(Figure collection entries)

※

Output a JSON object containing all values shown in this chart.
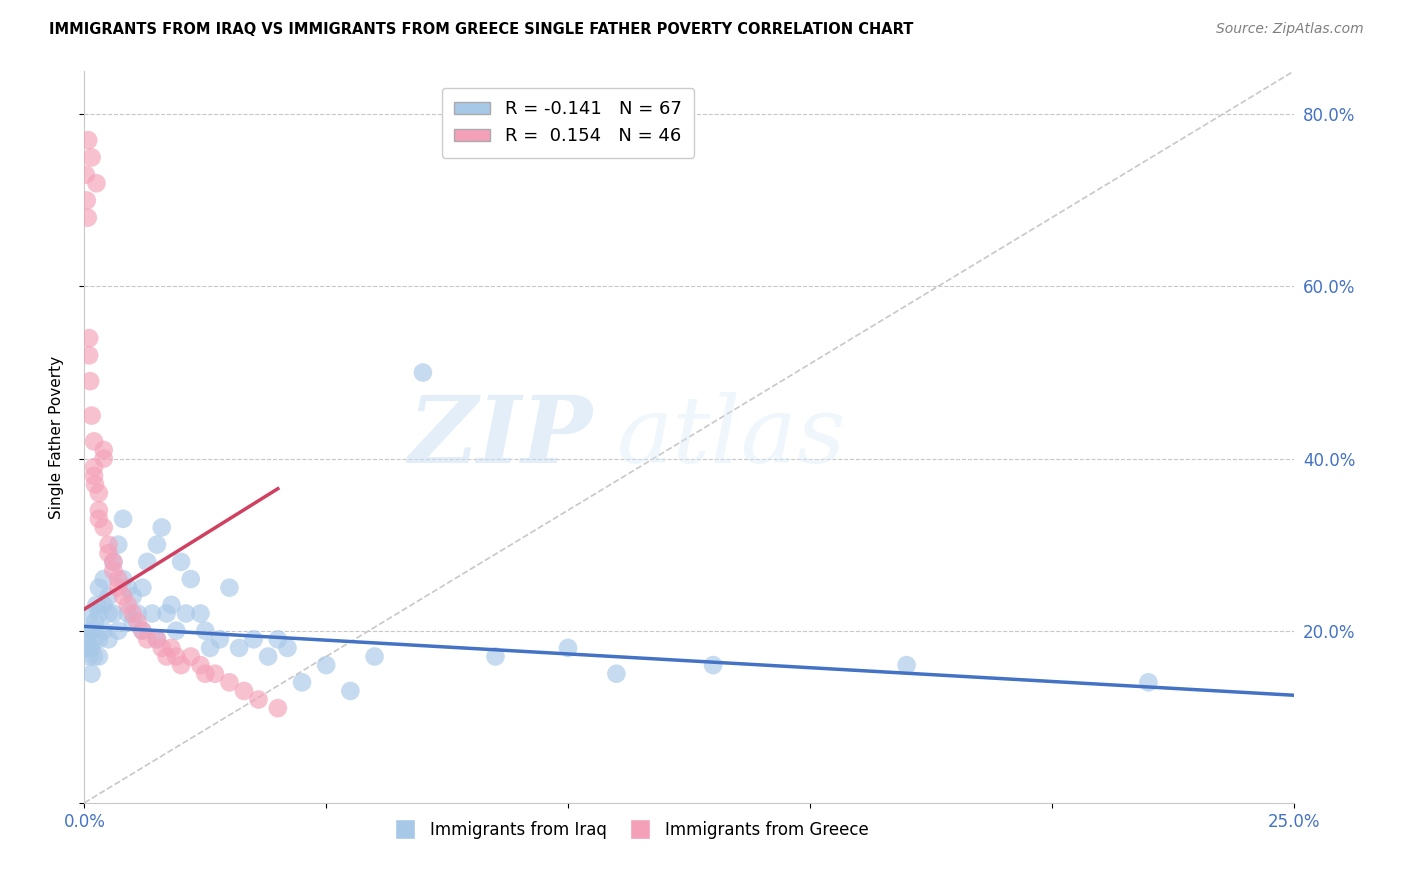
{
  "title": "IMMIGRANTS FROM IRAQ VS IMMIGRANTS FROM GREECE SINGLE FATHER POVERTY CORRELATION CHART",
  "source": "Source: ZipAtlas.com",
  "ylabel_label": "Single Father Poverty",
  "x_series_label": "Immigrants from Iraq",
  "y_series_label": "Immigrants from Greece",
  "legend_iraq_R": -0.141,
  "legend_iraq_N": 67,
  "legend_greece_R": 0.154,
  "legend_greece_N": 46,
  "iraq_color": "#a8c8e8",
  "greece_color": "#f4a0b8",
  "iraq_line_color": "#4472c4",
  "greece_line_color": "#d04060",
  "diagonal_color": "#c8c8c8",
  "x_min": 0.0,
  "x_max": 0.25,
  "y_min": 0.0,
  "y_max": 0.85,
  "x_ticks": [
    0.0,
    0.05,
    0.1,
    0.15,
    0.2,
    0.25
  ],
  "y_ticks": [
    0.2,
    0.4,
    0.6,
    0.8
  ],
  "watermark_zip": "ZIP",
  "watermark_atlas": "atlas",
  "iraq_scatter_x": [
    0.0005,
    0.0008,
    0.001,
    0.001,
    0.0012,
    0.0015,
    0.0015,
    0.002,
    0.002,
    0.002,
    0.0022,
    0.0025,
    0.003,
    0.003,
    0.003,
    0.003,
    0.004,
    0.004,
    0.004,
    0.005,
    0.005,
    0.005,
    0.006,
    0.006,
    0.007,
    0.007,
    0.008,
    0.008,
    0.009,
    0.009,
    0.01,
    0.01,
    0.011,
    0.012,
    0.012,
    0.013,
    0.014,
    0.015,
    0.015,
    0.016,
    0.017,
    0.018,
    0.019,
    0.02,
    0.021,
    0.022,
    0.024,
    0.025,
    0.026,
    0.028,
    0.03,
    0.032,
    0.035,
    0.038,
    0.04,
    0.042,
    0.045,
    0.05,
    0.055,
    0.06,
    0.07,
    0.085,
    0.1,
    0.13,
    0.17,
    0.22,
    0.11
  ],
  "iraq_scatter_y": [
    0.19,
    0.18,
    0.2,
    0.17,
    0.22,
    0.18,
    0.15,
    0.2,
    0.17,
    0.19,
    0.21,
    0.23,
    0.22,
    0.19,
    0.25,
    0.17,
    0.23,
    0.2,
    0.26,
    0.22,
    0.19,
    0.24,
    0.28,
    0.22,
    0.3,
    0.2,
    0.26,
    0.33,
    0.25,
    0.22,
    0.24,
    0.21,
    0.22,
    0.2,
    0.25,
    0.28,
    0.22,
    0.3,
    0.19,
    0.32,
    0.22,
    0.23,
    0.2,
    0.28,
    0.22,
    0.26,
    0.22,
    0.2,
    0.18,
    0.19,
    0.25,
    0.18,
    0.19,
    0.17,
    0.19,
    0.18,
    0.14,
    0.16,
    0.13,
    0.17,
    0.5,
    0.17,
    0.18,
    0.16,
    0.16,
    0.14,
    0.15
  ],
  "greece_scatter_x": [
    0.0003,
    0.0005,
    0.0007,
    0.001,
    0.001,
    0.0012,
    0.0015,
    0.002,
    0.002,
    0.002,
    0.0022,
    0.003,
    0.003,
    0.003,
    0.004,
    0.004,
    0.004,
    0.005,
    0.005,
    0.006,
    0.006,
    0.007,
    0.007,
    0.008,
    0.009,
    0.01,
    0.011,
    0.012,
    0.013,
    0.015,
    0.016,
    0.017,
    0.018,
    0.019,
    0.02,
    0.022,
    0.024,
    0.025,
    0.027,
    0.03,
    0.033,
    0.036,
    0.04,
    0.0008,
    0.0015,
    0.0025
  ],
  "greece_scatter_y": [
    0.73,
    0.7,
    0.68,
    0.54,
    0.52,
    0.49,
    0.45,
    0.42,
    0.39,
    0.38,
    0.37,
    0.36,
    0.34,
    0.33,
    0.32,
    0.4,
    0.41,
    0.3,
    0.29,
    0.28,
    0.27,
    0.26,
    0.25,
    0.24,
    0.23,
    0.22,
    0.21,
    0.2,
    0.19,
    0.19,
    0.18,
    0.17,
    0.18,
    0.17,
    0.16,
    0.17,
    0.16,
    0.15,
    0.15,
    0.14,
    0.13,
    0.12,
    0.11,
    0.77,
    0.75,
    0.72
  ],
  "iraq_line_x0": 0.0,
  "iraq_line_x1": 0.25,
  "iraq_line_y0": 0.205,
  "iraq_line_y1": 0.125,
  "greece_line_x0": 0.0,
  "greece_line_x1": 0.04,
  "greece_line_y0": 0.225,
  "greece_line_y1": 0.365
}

※

#### [Task to carry out]
Pictures are to be left out; the records above must be repeated word for word.

#### [Expected answer]
Output a JSON object containing all values shown in this chart.
{
  "title": "IMMIGRANTS FROM IRAQ VS IMMIGRANTS FROM GREECE SINGLE FATHER POVERTY CORRELATION CHART",
  "source": "Source: ZipAtlas.com",
  "ylabel_label": "Single Father Poverty",
  "x_series_label": "Immigrants from Iraq",
  "y_series_label": "Immigrants from Greece",
  "legend_iraq_R": -0.141,
  "legend_iraq_N": 67,
  "legend_greece_R": 0.154,
  "legend_greece_N": 46,
  "iraq_color": "#a8c8e8",
  "greece_color": "#f4a0b8",
  "iraq_line_color": "#4472c4",
  "greece_line_color": "#d04060",
  "diagonal_color": "#c8c8c8",
  "x_min": 0.0,
  "x_max": 0.25,
  "y_min": 0.0,
  "y_max": 0.85,
  "x_ticks": [
    0.0,
    0.05,
    0.1,
    0.15,
    0.2,
    0.25
  ],
  "y_ticks": [
    0.2,
    0.4,
    0.6,
    0.8
  ],
  "watermark_zip": "ZIP",
  "watermark_atlas": "atlas",
  "iraq_scatter_x": [
    0.0005,
    0.0008,
    0.001,
    0.001,
    0.0012,
    0.0015,
    0.0015,
    0.002,
    0.002,
    0.002,
    0.0022,
    0.0025,
    0.003,
    0.003,
    0.003,
    0.003,
    0.004,
    0.004,
    0.004,
    0.005,
    0.005,
    0.005,
    0.006,
    0.006,
    0.007,
    0.007,
    0.008,
    0.008,
    0.009,
    0.009,
    0.01,
    0.01,
    0.011,
    0.012,
    0.012,
    0.013,
    0.014,
    0.015,
    0.015,
    0.016,
    0.017,
    0.018,
    0.019,
    0.02,
    0.021,
    0.022,
    0.024,
    0.025,
    0.026,
    0.028,
    0.03,
    0.032,
    0.035,
    0.038,
    0.04,
    0.042,
    0.045,
    0.05,
    0.055,
    0.06,
    0.07,
    0.085,
    0.1,
    0.13,
    0.17,
    0.22,
    0.11
  ],
  "iraq_scatter_y": [
    0.19,
    0.18,
    0.2,
    0.17,
    0.22,
    0.18,
    0.15,
    0.2,
    0.17,
    0.19,
    0.21,
    0.23,
    0.22,
    0.19,
    0.25,
    0.17,
    0.23,
    0.2,
    0.26,
    0.22,
    0.19,
    0.24,
    0.28,
    0.22,
    0.3,
    0.2,
    0.26,
    0.33,
    0.25,
    0.22,
    0.24,
    0.21,
    0.22,
    0.2,
    0.25,
    0.28,
    0.22,
    0.3,
    0.19,
    0.32,
    0.22,
    0.23,
    0.2,
    0.28,
    0.22,
    0.26,
    0.22,
    0.2,
    0.18,
    0.19,
    0.25,
    0.18,
    0.19,
    0.17,
    0.19,
    0.18,
    0.14,
    0.16,
    0.13,
    0.17,
    0.5,
    0.17,
    0.18,
    0.16,
    0.16,
    0.14,
    0.15
  ],
  "greece_scatter_x": [
    0.0003,
    0.0005,
    0.0007,
    0.001,
    0.001,
    0.0012,
    0.0015,
    0.002,
    0.002,
    0.002,
    0.0022,
    0.003,
    0.003,
    0.003,
    0.004,
    0.004,
    0.004,
    0.005,
    0.005,
    0.006,
    0.006,
    0.007,
    0.007,
    0.008,
    0.009,
    0.01,
    0.011,
    0.012,
    0.013,
    0.015,
    0.016,
    0.017,
    0.018,
    0.019,
    0.02,
    0.022,
    0.024,
    0.025,
    0.027,
    0.03,
    0.033,
    0.036,
    0.04,
    0.0008,
    0.0015,
    0.0025
  ],
  "greece_scatter_y": [
    0.73,
    0.7,
    0.68,
    0.54,
    0.52,
    0.49,
    0.45,
    0.42,
    0.39,
    0.38,
    0.37,
    0.36,
    0.34,
    0.33,
    0.32,
    0.4,
    0.41,
    0.3,
    0.29,
    0.28,
    0.27,
    0.26,
    0.25,
    0.24,
    0.23,
    0.22,
    0.21,
    0.2,
    0.19,
    0.19,
    0.18,
    0.17,
    0.18,
    0.17,
    0.16,
    0.17,
    0.16,
    0.15,
    0.15,
    0.14,
    0.13,
    0.12,
    0.11,
    0.77,
    0.75,
    0.72
  ],
  "iraq_line_x0": 0.0,
  "iraq_line_x1": 0.25,
  "iraq_line_y0": 0.205,
  "iraq_line_y1": 0.125,
  "greece_line_x0": 0.0,
  "greece_line_x1": 0.04,
  "greece_line_y0": 0.225,
  "greece_line_y1": 0.365
}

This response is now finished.